Repeat every line of the material, character for character.

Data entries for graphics
§ §

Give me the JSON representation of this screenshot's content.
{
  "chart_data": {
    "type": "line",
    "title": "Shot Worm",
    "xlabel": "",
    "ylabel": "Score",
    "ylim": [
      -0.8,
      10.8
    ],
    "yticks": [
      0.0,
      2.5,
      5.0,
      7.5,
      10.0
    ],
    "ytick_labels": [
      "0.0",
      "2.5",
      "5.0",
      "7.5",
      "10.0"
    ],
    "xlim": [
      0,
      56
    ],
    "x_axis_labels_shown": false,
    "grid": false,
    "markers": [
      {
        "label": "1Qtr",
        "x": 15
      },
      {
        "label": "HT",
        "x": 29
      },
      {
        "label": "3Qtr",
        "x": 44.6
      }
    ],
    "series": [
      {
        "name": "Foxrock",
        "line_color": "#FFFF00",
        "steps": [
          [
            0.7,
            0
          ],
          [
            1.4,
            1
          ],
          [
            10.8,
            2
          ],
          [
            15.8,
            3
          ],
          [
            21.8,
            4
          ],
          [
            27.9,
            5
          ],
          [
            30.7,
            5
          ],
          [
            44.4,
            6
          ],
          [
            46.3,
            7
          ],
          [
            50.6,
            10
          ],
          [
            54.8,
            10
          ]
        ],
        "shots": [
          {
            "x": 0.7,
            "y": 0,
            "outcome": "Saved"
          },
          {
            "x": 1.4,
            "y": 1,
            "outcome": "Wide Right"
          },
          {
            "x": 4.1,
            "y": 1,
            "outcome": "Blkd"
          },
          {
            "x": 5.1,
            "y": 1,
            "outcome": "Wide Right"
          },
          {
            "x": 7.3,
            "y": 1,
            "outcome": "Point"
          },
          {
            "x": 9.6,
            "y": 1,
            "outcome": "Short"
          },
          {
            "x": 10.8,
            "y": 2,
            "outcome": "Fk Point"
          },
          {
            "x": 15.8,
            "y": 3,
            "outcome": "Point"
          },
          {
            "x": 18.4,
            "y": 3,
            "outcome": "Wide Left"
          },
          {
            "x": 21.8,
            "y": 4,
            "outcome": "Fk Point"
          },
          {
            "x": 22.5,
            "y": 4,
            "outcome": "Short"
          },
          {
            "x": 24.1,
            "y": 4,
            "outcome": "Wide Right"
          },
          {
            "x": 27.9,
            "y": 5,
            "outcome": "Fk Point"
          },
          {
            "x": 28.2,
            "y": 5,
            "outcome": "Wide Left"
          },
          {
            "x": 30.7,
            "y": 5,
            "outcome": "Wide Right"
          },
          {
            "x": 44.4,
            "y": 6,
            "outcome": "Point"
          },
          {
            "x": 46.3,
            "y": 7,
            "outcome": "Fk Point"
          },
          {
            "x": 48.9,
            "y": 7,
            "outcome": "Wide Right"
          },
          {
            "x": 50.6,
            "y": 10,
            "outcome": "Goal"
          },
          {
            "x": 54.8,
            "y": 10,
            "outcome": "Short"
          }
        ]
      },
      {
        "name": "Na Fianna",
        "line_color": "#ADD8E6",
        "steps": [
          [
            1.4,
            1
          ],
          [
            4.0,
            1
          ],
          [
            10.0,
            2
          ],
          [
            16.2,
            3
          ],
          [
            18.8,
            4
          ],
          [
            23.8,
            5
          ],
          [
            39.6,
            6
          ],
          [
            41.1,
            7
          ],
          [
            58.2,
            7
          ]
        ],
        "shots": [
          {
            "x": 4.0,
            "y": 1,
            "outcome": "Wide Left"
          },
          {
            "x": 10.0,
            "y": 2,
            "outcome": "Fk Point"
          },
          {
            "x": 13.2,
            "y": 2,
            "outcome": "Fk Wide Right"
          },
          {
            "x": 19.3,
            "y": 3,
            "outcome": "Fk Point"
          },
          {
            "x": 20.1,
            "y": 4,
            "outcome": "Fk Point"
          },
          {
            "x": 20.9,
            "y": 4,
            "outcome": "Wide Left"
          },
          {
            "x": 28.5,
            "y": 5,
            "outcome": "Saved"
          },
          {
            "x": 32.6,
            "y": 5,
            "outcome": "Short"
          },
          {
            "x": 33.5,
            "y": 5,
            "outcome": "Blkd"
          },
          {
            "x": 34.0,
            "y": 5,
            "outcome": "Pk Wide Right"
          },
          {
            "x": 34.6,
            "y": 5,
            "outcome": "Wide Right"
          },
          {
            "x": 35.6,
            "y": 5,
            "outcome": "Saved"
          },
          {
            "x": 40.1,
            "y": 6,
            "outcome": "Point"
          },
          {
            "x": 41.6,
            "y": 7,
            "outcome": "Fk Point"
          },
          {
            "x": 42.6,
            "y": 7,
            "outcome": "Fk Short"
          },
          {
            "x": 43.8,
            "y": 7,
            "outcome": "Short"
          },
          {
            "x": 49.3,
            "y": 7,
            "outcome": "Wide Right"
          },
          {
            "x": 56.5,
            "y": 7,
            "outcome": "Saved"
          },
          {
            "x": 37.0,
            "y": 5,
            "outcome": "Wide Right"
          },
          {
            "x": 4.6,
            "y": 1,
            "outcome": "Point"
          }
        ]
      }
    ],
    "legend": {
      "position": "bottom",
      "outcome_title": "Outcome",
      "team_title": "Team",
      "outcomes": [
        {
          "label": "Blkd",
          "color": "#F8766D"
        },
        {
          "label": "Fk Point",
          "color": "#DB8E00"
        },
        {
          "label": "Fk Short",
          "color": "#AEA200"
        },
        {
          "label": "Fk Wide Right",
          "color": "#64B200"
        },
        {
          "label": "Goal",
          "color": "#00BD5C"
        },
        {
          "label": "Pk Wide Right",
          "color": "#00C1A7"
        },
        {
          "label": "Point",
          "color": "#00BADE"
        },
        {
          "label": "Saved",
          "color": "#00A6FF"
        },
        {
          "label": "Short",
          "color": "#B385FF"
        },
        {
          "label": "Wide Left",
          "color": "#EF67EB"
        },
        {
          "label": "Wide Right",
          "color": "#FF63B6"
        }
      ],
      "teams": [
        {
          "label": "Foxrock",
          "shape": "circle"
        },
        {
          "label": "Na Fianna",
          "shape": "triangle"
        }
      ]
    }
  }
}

§ §

The completed task -
Give me the JSON representation of this screenshot's content.
{
  "chart_data": {
    "type": "line",
    "title": "Shot Worm",
    "xlabel": "",
    "ylabel": "Score",
    "ylim": [
      -0.8,
      10.8
    ],
    "yticks": [
      0.0,
      2.5,
      5.0,
      7.5,
      10.0
    ],
    "ytick_labels": [
      "0.0",
      "2.5",
      "5.0",
      "7.5",
      "10.0"
    ],
    "xlim": [
      0,
      56
    ],
    "x_axis_labels_shown": false,
    "grid": false,
    "markers": [
      {
        "label": "1Qtr",
        "x": 15
      },
      {
        "label": "HT",
        "x": 29
      },
      {
        "label": "3Qtr",
        "x": 44.6
      }
    ],
    "series": [
      {
        "name": "Foxrock",
        "line_color": "#FFFF00",
        "steps": [
          [
            0.7,
            0
          ],
          [
            1.4,
            1
          ],
          [
            10.8,
            2
          ],
          [
            15.8,
            3
          ],
          [
            21.8,
            4
          ],
          [
            27.9,
            5
          ],
          [
            30.7,
            5
          ],
          [
            44.4,
            6
          ],
          [
            46.3,
            7
          ],
          [
            50.6,
            10
          ],
          [
            54.8,
            10
          ]
        ],
        "shots": [
          {
            "x": 0.7,
            "y": 0,
            "outcome": "Saved"
          },
          {
            "x": 1.4,
            "y": 1,
            "outcome": "Wide Right"
          },
          {
            "x": 4.1,
            "y": 1,
            "outcome": "Blkd"
          },
          {
            "x": 5.1,
            "y": 1,
            "outcome": "Wide Right"
          },
          {
            "x": 7.3,
            "y": 1,
            "outcome": "Point"
          },
          {
            "x": 9.6,
            "y": 1,
            "outcome": "Short"
          },
          {
            "x": 10.8,
            "y": 2,
            "outcome": "Fk Point"
          },
          {
            "x": 15.8,
            "y": 3,
            "outcome": "Point"
          },
          {
            "x": 18.4,
            "y": 3,
            "outcome": "Wide Left"
          },
          {
            "x": 21.8,
            "y": 4,
            "outcome": "Fk Point"
          },
          {
            "x": 22.5,
            "y": 4,
            "outcome": "Short"
          },
          {
            "x": 24.1,
            "y": 4,
            "outcome": "Wide Right"
          },
          {
            "x": 27.9,
            "y": 5,
            "outcome": "Fk Point"
          },
          {
            "x": 28.2,
            "y": 5,
            "outcome": "Wide Left"
          },
          {
            "x": 30.7,
            "y": 5,
            "outcome": "Wide Right"
          },
          {
            "x": 44.4,
            "y": 6,
            "outcome": "Point"
          },
          {
            "x": 46.3,
            "y": 7,
            "outcome": "Fk Point"
          },
          {
            "x": 48.9,
            "y": 7,
            "outcome": "Wide Right"
          },
          {
            "x": 50.6,
            "y": 10,
            "outcome": "Goal"
          },
          {
            "x": 54.8,
            "y": 10,
            "outcome": "Short"
          }
        ]
      },
      {
        "name": "Na Fianna",
        "line_color": "#ADD8E6",
        "steps": [
          [
            1.4,
            1
          ],
          [
            4.0,
            1
          ],
          [
            10.0,
            2
          ],
          [
            16.2,
            3
          ],
          [
            18.8,
            4
          ],
          [
            23.8,
            5
          ],
          [
            39.6,
            6
          ],
          [
            41.1,
            7
          ],
          [
            58.2,
            7
          ]
        ],
        "shots": [
          {
            "x": 4.0,
            "y": 1,
            "outcome": "Wide Left"
          },
          {
            "x": 10.0,
            "y": 2,
            "outcome": "Fk Point"
          },
          {
            "x": 13.2,
            "y": 2,
            "outcome": "Fk Wide Right"
          },
          {
            "x": 19.3,
            "y": 3,
            "outcome": "Fk Point"
          },
          {
            "x": 20.1,
            "y": 4,
            "outcome": "Fk Point"
          },
          {
            "x": 20.9,
            "y": 4,
            "outcome": "Wide Left"
          },
          {
            "x": 28.5,
            "y": 5,
            "outcome": "Saved"
          },
          {
            "x": 32.6,
            "y": 5,
            "outcome": "Short"
          },
          {
            "x": 33.5,
            "y": 5,
            "outcome": "Blkd"
          },
          {
            "x": 34.0,
            "y": 5,
            "outcome": "Pk Wide Right"
          },
          {
            "x": 34.6,
            "y": 5,
            "outcome": "Wide Right"
          },
          {
            "x": 35.6,
            "y": 5,
            "outcome": "Saved"
          },
          {
            "x": 40.1,
            "y": 6,
            "outcome": "Point"
          },
          {
            "x": 41.6,
            "y": 7,
            "outcome": "Fk Point"
          },
          {
            "x": 42.6,
            "y": 7,
            "outcome": "Fk Short"
          },
          {
            "x": 43.8,
            "y": 7,
            "outcome": "Short"
          },
          {
            "x": 49.3,
            "y": 7,
            "outcome": "Wide Right"
          },
          {
            "x": 56.5,
            "y": 7,
            "outcome": "Saved"
          },
          {
            "x": 37.0,
            "y": 5,
            "outcome": "Wide Right"
          },
          {
            "x": 4.6,
            "y": 1,
            "outcome": "Point"
          }
        ]
      }
    ],
    "legend": {
      "position": "bottom",
      "outcome_title": "Outcome",
      "team_title": "Team",
      "outcomes": [
        {
          "label": "Blkd",
          "color": "#F8766D"
        },
        {
          "label": "Fk Point",
          "color": "#DB8E00"
        },
        {
          "label": "Fk Short",
          "color": "#AEA200"
        },
        {
          "label": "Fk Wide Right",
          "color": "#64B200"
        },
        {
          "label": "Goal",
          "color": "#00BD5C"
        },
        {
          "label": "Pk Wide Right",
          "color": "#00C1A7"
        },
        {
          "label": "Point",
          "color": "#00BADE"
        },
        {
          "label": "Saved",
          "color": "#00A6FF"
        },
        {
          "label": "Short",
          "color": "#B385FF"
        },
        {
          "label": "Wide Left",
          "color": "#EF67EB"
        },
        {
          "label": "Wide Right",
          "color": "#FF63B6"
        }
      ],
      "teams": [
        {
          "label": "Foxrock",
          "shape": "circle"
        },
        {
          "label": "Na Fianna",
          "shape": "triangle"
        }
      ]
    }
  }
}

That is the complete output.